- Given problem:
Reproduce every line in the listing that contains the word "name".

+ + + + +

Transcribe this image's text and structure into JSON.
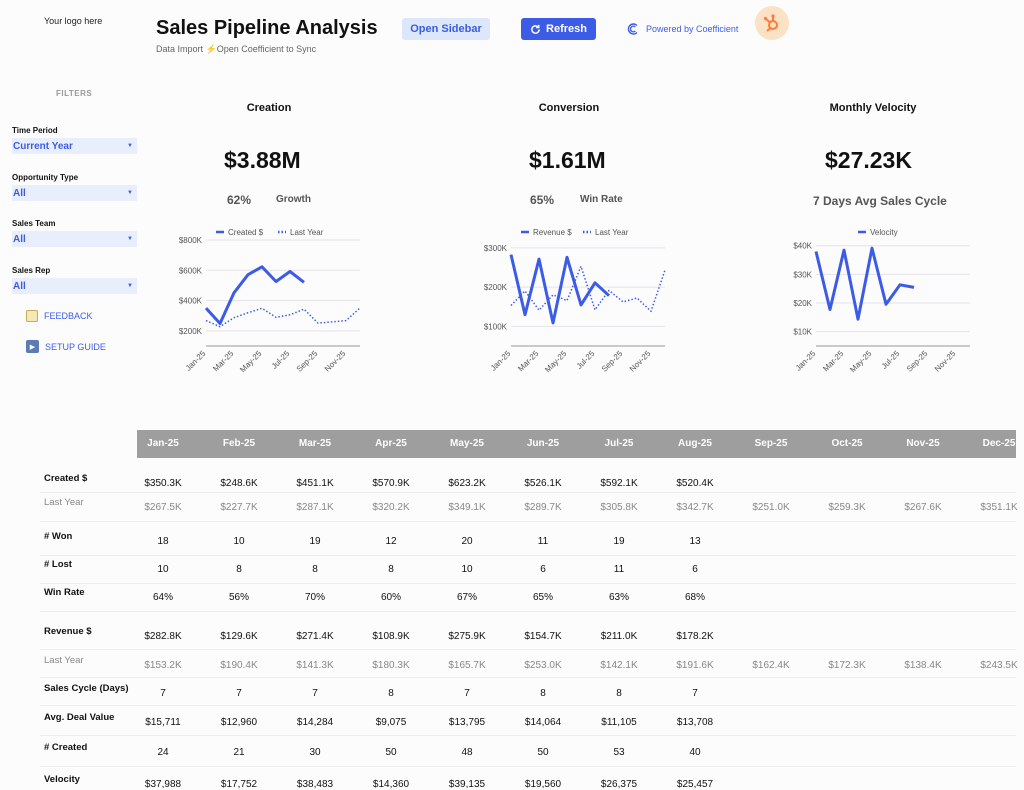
{
  "header": {
    "logo_text": "Your logo here",
    "title": "Sales Pipeline Analysis",
    "subtitle_prefix": "Data Import",
    "subtitle_suffix": "Open Coefficient to Sync",
    "open_sidebar_label": "Open Sidebar",
    "refresh_label": "Refresh",
    "powered_by_label": "Powered by Coefficient",
    "accent_color": "#3d5ce6"
  },
  "sidebar": {
    "filters_title": "FILTERS",
    "filters": [
      {
        "label": "Time Period",
        "value": "Current Year"
      },
      {
        "label": "Opportunity Type",
        "value": "All"
      },
      {
        "label": "Sales Team",
        "value": "All"
      },
      {
        "label": "Sales Rep",
        "value": "All"
      }
    ],
    "feedback_label": "FEEDBACK",
    "setup_guide_label": "SETUP GUIDE"
  },
  "kpis": {
    "creation": {
      "title": "Creation",
      "value": "$3.88M",
      "pct": "62%",
      "sub": "Growth"
    },
    "conversion": {
      "title": "Conversion",
      "value": "$1.61M",
      "pct": "65%",
      "sub": "Win Rate"
    },
    "velocity": {
      "title": "Monthly Velocity",
      "value": "$27.23K",
      "sub": "7 Days Avg Sales Cycle"
    }
  },
  "chart_data": [
    {
      "type": "line",
      "x": [
        "Jan-25",
        "Feb-25",
        "Mar-25",
        "Apr-25",
        "May-25",
        "Jun-25",
        "Jul-25",
        "Aug-25",
        "Sep-25",
        "Oct-25",
        "Nov-25",
        "Dec-25"
      ],
      "x_tick_labels": [
        "Jan-25",
        "Mar-25",
        "May-25",
        "Jul-25",
        "Sep-25",
        "Nov-25"
      ],
      "ylim": [
        100000,
        800000
      ],
      "y_ticks": [
        200000,
        400000,
        600000,
        800000
      ],
      "y_tick_labels": [
        "$200K",
        "$400K",
        "$600K",
        "$800K"
      ],
      "series": [
        {
          "name": "Created $",
          "style": "solid",
          "values": [
            350300,
            248600,
            451100,
            570900,
            623200,
            526100,
            592100,
            520400,
            null,
            null,
            null,
            null
          ]
        },
        {
          "name": "Last Year",
          "style": "dotted",
          "values": [
            267500,
            227700,
            287100,
            320200,
            349100,
            289700,
            305800,
            342700,
            251000,
            259300,
            267600,
            351100
          ]
        }
      ],
      "legend": "top"
    },
    {
      "type": "line",
      "x": [
        "Jan-25",
        "Feb-25",
        "Mar-25",
        "Apr-25",
        "May-25",
        "Jun-25",
        "Jul-25",
        "Aug-25",
        "Sep-25",
        "Oct-25",
        "Nov-25",
        "Dec-25"
      ],
      "x_tick_labels": [
        "Jan-25",
        "Mar-25",
        "May-25",
        "Jul-25",
        "Sep-25",
        "Nov-25"
      ],
      "ylim": [
        50000,
        320000
      ],
      "y_ticks": [
        100000,
        200000,
        300000
      ],
      "y_tick_labels": [
        "$100K",
        "$200K",
        "$300K"
      ],
      "series": [
        {
          "name": "Revenue $",
          "style": "solid",
          "values": [
            282800,
            129600,
            271400,
            108900,
            275900,
            154700,
            211000,
            178200,
            null,
            null,
            null,
            null
          ]
        },
        {
          "name": "Last Year",
          "style": "dotted",
          "values": [
            153200,
            190400,
            141300,
            180300,
            165700,
            253000,
            142100,
            191600,
            162400,
            172300,
            138400,
            243500
          ]
        }
      ],
      "legend": "top"
    },
    {
      "type": "line",
      "x": [
        "Jan-25",
        "Feb-25",
        "Mar-25",
        "Apr-25",
        "May-25",
        "Jun-25",
        "Jul-25",
        "Aug-25",
        "Sep-25",
        "Oct-25",
        "Nov-25",
        "Dec-25"
      ],
      "x_tick_labels": [
        "Jan-25",
        "Mar-25",
        "May-25",
        "Jul-25",
        "Sep-25",
        "Nov-25"
      ],
      "ylim": [
        5000,
        42000
      ],
      "y_ticks": [
        10000,
        20000,
        30000,
        40000
      ],
      "y_tick_labels": [
        "$10K",
        "$20K",
        "$30K",
        "$40K"
      ],
      "series": [
        {
          "name": "Velocity",
          "style": "solid",
          "values": [
            37988,
            17752,
            38483,
            14360,
            39135,
            19560,
            26375,
            25457,
            null,
            null,
            null,
            null
          ]
        }
      ],
      "legend": "top"
    }
  ],
  "table": {
    "columns": [
      "Jan-25",
      "Feb-25",
      "Mar-25",
      "Apr-25",
      "May-25",
      "Jun-25",
      "Jul-25",
      "Aug-25",
      "Sep-25",
      "Oct-25",
      "Nov-25",
      "Dec-25"
    ],
    "rows": [
      {
        "label": "Created $",
        "muted": false,
        "values": [
          "$350.3K",
          "$248.6K",
          "$451.1K",
          "$570.9K",
          "$623.2K",
          "$526.1K",
          "$592.1K",
          "$520.4K"
        ]
      },
      {
        "label": "Last Year",
        "muted": true,
        "values": [
          "$267.5K",
          "$227.7K",
          "$287.1K",
          "$320.2K",
          "$349.1K",
          "$289.7K",
          "$305.8K",
          "$342.7K",
          "$251.0K",
          "$259.3K",
          "$267.6K",
          "$351.1K"
        ]
      },
      {
        "label": "# Won",
        "muted": false,
        "values": [
          "18",
          "10",
          "19",
          "12",
          "20",
          "11",
          "19",
          "13"
        ]
      },
      {
        "label": "# Lost",
        "muted": false,
        "values": [
          "10",
          "8",
          "8",
          "8",
          "10",
          "6",
          "11",
          "6"
        ]
      },
      {
        "label": "Win Rate",
        "muted": false,
        "values": [
          "64%",
          "56%",
          "70%",
          "60%",
          "67%",
          "65%",
          "63%",
          "68%"
        ]
      },
      {
        "label": "Revenue $",
        "muted": false,
        "values": [
          "$282.8K",
          "$129.6K",
          "$271.4K",
          "$108.9K",
          "$275.9K",
          "$154.7K",
          "$211.0K",
          "$178.2K"
        ]
      },
      {
        "label": "Last Year",
        "muted": true,
        "values": [
          "$153.2K",
          "$190.4K",
          "$141.3K",
          "$180.3K",
          "$165.7K",
          "$253.0K",
          "$142.1K",
          "$191.6K",
          "$162.4K",
          "$172.3K",
          "$138.4K",
          "$243.5K"
        ]
      },
      {
        "label": "Sales Cycle (Days)",
        "muted": false,
        "values": [
          "7",
          "7",
          "7",
          "8",
          "7",
          "8",
          "8",
          "7"
        ]
      },
      {
        "label": "Avg. Deal Value",
        "muted": false,
        "values": [
          "$15,711",
          "$12,960",
          "$14,284",
          "$9,075",
          "$13,795",
          "$14,064",
          "$11,105",
          "$13,708"
        ]
      },
      {
        "label": "# Created",
        "muted": false,
        "values": [
          "24",
          "21",
          "30",
          "50",
          "48",
          "50",
          "53",
          "40"
        ]
      },
      {
        "label": "Velocity",
        "muted": false,
        "values": [
          "$37,988",
          "$17,752",
          "$38,483",
          "$14,360",
          "$39,135",
          "$19,560",
          "$26,375",
          "$25,457"
        ]
      }
    ]
  }
}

+ + + + +

- Answer for the task:
          "name": "Created $",
          "name": "Last Year",
          "name": "Revenue $",
          "name": "Last Year",
          "name": "Velocity",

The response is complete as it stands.